> **TASK INSTRUCTIONS**: Wherever "charts" appears in a line, copy that line.
— start of THE DATA —
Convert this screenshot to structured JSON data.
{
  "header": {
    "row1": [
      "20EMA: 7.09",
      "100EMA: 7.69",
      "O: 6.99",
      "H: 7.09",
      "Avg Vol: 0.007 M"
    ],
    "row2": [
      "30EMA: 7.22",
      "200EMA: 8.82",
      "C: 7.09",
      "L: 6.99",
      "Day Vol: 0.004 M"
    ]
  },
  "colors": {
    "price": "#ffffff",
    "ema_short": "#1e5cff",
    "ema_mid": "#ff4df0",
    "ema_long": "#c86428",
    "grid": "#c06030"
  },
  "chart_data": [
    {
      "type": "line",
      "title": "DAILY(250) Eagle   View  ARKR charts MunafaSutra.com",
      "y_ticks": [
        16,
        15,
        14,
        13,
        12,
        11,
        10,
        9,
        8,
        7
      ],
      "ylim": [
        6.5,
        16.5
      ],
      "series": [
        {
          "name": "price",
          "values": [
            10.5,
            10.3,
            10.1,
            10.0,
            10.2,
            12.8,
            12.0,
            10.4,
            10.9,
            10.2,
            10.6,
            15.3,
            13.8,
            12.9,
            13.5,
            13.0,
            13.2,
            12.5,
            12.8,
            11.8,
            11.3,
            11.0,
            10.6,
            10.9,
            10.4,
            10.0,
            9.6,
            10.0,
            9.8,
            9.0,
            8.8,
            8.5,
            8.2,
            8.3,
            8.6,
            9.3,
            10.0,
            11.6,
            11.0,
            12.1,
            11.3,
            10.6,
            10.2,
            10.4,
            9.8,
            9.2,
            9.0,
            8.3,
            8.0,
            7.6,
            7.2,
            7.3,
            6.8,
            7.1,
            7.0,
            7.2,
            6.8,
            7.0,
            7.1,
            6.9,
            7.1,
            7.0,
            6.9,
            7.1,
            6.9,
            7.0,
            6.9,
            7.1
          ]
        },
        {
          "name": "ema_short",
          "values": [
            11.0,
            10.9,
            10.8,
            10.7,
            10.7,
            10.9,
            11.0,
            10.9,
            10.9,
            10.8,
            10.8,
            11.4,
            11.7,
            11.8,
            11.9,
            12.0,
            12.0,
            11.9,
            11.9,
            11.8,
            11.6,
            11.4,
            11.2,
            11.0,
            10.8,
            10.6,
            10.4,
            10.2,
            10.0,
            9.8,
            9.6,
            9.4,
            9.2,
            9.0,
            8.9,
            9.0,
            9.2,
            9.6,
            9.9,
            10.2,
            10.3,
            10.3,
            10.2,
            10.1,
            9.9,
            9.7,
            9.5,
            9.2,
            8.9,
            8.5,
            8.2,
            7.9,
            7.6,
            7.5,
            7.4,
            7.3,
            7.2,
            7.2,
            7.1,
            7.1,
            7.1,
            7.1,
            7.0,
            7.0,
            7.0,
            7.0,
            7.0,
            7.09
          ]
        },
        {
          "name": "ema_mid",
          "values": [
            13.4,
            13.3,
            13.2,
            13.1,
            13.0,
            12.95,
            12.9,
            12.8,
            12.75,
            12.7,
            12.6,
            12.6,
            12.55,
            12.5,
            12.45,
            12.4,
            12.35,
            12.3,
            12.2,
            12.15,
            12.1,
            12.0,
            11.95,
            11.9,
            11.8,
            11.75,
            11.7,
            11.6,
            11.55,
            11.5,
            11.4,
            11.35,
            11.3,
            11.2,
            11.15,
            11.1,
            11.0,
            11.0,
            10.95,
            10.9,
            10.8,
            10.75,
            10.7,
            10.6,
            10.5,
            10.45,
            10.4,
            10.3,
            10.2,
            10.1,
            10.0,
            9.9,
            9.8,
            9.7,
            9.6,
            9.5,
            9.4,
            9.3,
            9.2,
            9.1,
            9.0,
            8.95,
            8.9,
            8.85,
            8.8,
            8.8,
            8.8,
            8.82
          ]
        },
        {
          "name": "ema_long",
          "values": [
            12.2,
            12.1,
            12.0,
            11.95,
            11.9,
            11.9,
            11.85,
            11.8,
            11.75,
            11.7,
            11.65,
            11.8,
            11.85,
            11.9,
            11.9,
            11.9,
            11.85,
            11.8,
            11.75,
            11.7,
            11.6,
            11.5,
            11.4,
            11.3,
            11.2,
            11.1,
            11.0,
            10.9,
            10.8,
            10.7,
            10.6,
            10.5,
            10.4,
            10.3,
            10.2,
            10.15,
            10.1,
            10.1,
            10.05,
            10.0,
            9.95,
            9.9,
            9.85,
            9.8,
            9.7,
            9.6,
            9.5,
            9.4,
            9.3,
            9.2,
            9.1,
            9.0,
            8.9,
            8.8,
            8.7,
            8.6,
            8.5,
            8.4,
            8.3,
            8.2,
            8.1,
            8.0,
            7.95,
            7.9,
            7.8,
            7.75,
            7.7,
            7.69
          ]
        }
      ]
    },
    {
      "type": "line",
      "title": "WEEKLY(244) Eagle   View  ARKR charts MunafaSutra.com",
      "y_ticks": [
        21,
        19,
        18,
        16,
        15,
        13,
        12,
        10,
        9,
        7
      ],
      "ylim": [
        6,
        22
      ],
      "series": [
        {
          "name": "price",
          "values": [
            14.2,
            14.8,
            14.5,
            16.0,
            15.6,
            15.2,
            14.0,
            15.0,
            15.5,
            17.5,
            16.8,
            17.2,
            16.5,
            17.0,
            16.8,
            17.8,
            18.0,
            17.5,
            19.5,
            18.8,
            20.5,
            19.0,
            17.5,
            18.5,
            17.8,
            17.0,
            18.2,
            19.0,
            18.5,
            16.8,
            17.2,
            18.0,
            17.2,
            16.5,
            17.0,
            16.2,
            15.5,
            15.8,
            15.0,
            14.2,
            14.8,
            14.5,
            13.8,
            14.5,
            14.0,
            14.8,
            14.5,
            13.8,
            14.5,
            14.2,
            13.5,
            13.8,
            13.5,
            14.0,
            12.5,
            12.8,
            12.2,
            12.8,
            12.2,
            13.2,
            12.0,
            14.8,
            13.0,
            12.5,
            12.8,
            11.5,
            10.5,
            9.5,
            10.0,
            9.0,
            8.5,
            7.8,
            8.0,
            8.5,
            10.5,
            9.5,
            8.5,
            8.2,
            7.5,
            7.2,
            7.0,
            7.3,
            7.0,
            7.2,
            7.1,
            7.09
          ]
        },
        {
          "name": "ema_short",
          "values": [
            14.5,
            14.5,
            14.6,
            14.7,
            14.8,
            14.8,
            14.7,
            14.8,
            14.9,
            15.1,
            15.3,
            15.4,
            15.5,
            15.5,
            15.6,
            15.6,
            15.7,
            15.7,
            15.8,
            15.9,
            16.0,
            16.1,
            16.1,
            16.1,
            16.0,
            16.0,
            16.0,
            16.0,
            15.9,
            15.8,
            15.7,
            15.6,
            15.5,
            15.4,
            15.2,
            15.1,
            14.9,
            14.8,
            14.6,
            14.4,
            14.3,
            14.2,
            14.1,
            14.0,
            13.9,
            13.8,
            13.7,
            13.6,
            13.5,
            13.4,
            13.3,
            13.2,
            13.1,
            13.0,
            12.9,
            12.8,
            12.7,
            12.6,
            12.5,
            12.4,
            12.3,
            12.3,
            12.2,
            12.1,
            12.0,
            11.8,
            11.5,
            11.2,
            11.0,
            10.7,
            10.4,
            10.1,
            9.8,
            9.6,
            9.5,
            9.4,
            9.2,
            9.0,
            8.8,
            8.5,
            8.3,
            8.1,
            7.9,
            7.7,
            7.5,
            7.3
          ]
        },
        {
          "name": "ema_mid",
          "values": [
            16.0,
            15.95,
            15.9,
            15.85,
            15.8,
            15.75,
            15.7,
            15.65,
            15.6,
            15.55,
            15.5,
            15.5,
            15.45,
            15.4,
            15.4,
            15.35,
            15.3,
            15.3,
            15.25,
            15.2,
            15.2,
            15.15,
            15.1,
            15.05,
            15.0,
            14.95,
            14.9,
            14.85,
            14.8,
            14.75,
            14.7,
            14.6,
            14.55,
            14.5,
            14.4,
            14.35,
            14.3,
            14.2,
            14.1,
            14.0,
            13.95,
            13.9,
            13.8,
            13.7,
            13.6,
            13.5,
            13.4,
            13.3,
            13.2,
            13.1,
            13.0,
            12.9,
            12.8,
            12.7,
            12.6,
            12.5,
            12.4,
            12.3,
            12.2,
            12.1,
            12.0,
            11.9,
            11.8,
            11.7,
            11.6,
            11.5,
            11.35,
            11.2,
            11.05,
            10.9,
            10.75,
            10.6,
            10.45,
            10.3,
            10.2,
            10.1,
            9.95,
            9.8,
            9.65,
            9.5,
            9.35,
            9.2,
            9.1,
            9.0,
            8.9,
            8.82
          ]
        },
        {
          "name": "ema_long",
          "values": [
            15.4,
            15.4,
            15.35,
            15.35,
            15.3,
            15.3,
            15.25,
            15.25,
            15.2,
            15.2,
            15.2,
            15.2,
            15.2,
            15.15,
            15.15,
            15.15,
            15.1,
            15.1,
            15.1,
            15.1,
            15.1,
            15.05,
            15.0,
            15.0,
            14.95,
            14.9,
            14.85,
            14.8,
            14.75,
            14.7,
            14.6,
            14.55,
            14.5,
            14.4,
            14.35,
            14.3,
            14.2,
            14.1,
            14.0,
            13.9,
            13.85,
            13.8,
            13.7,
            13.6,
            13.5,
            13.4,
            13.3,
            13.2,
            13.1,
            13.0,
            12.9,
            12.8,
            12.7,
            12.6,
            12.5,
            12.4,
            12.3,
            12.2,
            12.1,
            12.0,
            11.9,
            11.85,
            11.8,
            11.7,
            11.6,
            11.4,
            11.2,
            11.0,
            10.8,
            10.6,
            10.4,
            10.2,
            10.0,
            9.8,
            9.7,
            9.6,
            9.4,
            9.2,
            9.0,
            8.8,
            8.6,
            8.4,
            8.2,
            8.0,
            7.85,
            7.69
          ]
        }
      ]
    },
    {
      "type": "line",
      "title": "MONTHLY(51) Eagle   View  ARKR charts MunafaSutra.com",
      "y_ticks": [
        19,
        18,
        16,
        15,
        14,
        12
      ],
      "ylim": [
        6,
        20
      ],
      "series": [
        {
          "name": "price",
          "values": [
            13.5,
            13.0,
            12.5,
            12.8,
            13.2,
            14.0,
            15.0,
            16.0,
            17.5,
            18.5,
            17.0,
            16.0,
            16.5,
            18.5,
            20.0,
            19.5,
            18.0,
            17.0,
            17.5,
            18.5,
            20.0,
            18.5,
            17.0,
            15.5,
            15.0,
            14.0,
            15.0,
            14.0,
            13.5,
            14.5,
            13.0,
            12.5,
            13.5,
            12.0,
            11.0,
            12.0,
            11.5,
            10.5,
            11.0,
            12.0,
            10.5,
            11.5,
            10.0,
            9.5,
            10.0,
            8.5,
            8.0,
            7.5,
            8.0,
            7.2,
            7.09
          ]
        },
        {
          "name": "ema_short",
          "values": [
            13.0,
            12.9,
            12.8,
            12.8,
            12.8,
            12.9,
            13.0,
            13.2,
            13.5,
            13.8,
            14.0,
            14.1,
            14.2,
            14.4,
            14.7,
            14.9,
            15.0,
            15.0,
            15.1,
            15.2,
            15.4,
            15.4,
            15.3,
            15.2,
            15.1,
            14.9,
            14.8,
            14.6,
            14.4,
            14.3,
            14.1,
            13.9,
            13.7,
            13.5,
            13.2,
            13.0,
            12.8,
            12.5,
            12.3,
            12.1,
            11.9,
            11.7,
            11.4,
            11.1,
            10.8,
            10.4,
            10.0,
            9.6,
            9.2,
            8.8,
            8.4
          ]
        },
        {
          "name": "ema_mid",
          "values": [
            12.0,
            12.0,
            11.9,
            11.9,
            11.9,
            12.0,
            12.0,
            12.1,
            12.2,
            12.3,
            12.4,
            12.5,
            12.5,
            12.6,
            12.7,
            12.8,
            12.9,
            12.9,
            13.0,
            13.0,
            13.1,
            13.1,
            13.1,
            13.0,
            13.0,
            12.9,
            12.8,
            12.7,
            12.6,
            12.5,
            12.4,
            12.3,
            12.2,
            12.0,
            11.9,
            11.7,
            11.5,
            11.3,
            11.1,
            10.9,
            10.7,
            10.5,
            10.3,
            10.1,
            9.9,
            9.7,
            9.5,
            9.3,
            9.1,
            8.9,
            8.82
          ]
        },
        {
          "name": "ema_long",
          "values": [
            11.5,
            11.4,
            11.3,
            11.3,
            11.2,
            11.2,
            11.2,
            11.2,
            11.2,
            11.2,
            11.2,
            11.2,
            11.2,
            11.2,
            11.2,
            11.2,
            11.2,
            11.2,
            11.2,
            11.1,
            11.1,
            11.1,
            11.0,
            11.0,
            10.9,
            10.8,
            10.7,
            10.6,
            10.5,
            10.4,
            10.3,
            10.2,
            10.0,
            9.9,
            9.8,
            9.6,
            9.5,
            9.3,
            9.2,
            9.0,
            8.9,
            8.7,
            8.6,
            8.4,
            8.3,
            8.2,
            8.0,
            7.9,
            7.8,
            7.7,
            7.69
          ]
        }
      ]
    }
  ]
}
— end of THE DATA —
> **WRITTEN SOLUTION**:
      "title": "DAILY(250) Eagle   View  ARKR charts MunafaSutra.com",
      "title": "WEEKLY(244) Eagle   View  ARKR charts MunafaSutra.com",
      "title": "MONTHLY(51) Eagle   View  ARKR charts MunafaSutra.com",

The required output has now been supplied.